Short task — Scan the data for lines with "title" and report the count by itself.

· · ·

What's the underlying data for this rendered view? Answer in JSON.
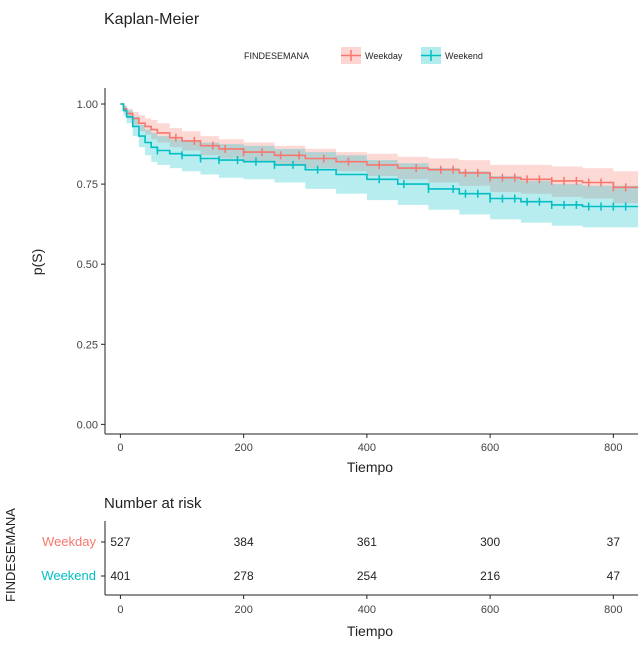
{
  "chart_data": {
    "type": "line",
    "title": "Kaplan-Meier",
    "xlabel": "Tiempo",
    "ylabel": "p(S)",
    "xlim": [
      -25,
      840
    ],
    "ylim": [
      -0.03,
      1.05
    ],
    "xticks": [
      0,
      200,
      400,
      600,
      800
    ],
    "yticks": [
      0.0,
      0.25,
      0.5,
      0.75,
      1.0
    ],
    "ytick_labels": [
      "0.00",
      "0.25",
      "0.50",
      "0.75",
      "1.00"
    ],
    "grid": false,
    "legend": {
      "title": "FINDESEMANA",
      "placement": "top"
    },
    "series": [
      {
        "name": "Weekday",
        "color": "#f8766d",
        "x": [
          0,
          5,
          10,
          20,
          30,
          40,
          50,
          60,
          80,
          100,
          130,
          160,
          200,
          250,
          300,
          350,
          400,
          450,
          500,
          550,
          600,
          650,
          700,
          750,
          800,
          840
        ],
        "y": [
          1.0,
          0.985,
          0.97,
          0.955,
          0.94,
          0.93,
          0.92,
          0.91,
          0.895,
          0.885,
          0.87,
          0.86,
          0.85,
          0.84,
          0.83,
          0.82,
          0.81,
          0.8,
          0.795,
          0.785,
          0.77,
          0.765,
          0.76,
          0.755,
          0.74,
          0.74
        ],
        "lower": [
          1.0,
          0.975,
          0.955,
          0.935,
          0.915,
          0.905,
          0.89,
          0.88,
          0.865,
          0.855,
          0.84,
          0.83,
          0.82,
          0.81,
          0.8,
          0.79,
          0.775,
          0.765,
          0.755,
          0.745,
          0.725,
          0.72,
          0.71,
          0.705,
          0.69,
          0.69
        ],
        "upper": [
          1.0,
          0.995,
          0.985,
          0.975,
          0.965,
          0.955,
          0.95,
          0.94,
          0.925,
          0.915,
          0.9,
          0.89,
          0.88,
          0.87,
          0.86,
          0.85,
          0.845,
          0.835,
          0.83,
          0.825,
          0.81,
          0.81,
          0.805,
          0.8,
          0.79,
          0.79
        ],
        "censor_x": [
          90,
          120,
          150,
          170,
          200,
          230,
          260,
          290,
          330,
          370,
          420,
          480,
          520,
          540,
          560,
          580,
          600,
          620,
          640,
          660,
          680,
          700,
          720,
          740,
          760,
          780,
          800,
          820
        ]
      },
      {
        "name": "Weekend",
        "color": "#00bfc4",
        "x": [
          0,
          5,
          10,
          20,
          30,
          40,
          50,
          60,
          80,
          100,
          130,
          160,
          200,
          250,
          300,
          350,
          400,
          450,
          500,
          550,
          600,
          650,
          700,
          750,
          800,
          840
        ],
        "y": [
          1.0,
          0.98,
          0.96,
          0.93,
          0.9,
          0.88,
          0.865,
          0.855,
          0.845,
          0.84,
          0.83,
          0.825,
          0.82,
          0.81,
          0.795,
          0.78,
          0.765,
          0.75,
          0.735,
          0.72,
          0.705,
          0.695,
          0.685,
          0.68,
          0.68,
          0.68
        ],
        "lower": [
          1.0,
          0.965,
          0.94,
          0.9,
          0.865,
          0.84,
          0.82,
          0.81,
          0.8,
          0.79,
          0.78,
          0.77,
          0.765,
          0.755,
          0.735,
          0.72,
          0.7,
          0.685,
          0.67,
          0.655,
          0.64,
          0.63,
          0.62,
          0.615,
          0.615,
          0.615
        ],
        "upper": [
          1.0,
          0.995,
          0.98,
          0.96,
          0.935,
          0.92,
          0.91,
          0.9,
          0.89,
          0.885,
          0.88,
          0.875,
          0.87,
          0.86,
          0.85,
          0.84,
          0.825,
          0.815,
          0.8,
          0.79,
          0.775,
          0.76,
          0.75,
          0.745,
          0.745,
          0.745
        ],
        "censor_x": [
          60,
          100,
          130,
          160,
          190,
          220,
          250,
          280,
          320,
          420,
          460,
          500,
          540,
          560,
          580,
          600,
          620,
          640,
          660,
          680,
          700,
          720,
          740,
          760,
          780,
          800,
          820
        ]
      }
    ],
    "risk_table": {
      "title": "Number at risk",
      "facet_label": "FINDESEMANA",
      "xlabel": "Tiempo",
      "times": [
        0,
        200,
        400,
        600,
        800
      ],
      "rows": [
        {
          "label": "Weekday",
          "color": "#f8766d",
          "counts": [
            "527",
            "384",
            "361",
            "300",
            "37"
          ]
        },
        {
          "label": "Weekend",
          "color": "#00bfc4",
          "counts": [
            "401",
            "278",
            "254",
            "216",
            "47"
          ]
        }
      ]
    }
  }
}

· · ·

Solution below — 3